Goal of the exercise:
Going through the material below, please gather all lines with the word "republikou" in them.

Saved data entries:

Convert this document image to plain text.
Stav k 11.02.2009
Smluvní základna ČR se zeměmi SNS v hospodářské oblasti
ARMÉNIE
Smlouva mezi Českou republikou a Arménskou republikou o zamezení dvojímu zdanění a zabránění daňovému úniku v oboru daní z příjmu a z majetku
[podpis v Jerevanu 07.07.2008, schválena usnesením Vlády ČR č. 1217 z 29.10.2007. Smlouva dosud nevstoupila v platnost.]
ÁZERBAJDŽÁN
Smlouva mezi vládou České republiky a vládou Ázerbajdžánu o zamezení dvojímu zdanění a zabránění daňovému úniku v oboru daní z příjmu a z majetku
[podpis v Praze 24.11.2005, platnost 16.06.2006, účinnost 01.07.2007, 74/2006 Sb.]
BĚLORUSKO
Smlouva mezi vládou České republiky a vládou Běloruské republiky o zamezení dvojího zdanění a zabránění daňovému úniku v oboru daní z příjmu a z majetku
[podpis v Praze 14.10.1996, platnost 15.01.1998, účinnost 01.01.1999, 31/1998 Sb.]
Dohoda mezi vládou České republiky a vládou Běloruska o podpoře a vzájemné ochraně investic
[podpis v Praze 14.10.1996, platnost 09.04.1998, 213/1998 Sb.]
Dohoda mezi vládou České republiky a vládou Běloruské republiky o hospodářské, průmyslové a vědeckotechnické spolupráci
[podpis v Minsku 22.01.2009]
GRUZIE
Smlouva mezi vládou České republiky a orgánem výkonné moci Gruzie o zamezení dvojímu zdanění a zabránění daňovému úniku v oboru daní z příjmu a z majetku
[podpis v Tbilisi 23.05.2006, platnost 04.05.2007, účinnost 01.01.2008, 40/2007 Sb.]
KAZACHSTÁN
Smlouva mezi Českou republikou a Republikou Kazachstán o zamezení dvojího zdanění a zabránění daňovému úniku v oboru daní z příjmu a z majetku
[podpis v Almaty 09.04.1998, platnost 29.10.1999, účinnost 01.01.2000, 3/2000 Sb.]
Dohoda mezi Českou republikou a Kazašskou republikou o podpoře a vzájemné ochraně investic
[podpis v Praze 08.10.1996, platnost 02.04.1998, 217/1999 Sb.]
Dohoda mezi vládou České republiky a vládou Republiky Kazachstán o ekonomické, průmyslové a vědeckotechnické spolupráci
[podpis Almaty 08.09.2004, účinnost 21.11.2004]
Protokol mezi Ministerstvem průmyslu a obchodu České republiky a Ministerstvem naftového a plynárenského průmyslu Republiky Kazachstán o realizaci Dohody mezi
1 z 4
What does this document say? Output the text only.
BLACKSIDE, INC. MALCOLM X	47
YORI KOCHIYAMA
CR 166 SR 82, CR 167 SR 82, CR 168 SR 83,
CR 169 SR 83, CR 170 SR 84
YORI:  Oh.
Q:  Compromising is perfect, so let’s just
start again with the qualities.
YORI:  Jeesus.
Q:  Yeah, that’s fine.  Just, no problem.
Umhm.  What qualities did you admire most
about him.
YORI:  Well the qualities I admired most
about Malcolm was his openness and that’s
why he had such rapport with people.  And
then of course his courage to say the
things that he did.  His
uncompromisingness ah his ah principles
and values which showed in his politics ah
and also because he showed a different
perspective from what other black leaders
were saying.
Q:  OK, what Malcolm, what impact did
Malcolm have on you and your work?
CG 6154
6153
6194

Reply:
Smlouva mezi Českou republikou a Arménskou republikou o zamezení dvojímu zdanění a zabránění daňovému úniku v oboru daní z příjmu a z majetku
Smlouva mezi Českou republikou a Republikou Kazachstán o zamezení dvojího zdanění a zabránění daňovému úniku v oboru daní z příjmu a z majetku
Dohoda mezi Českou republikou a Kazašskou republikou o podpoře a vzájemné ochraně investic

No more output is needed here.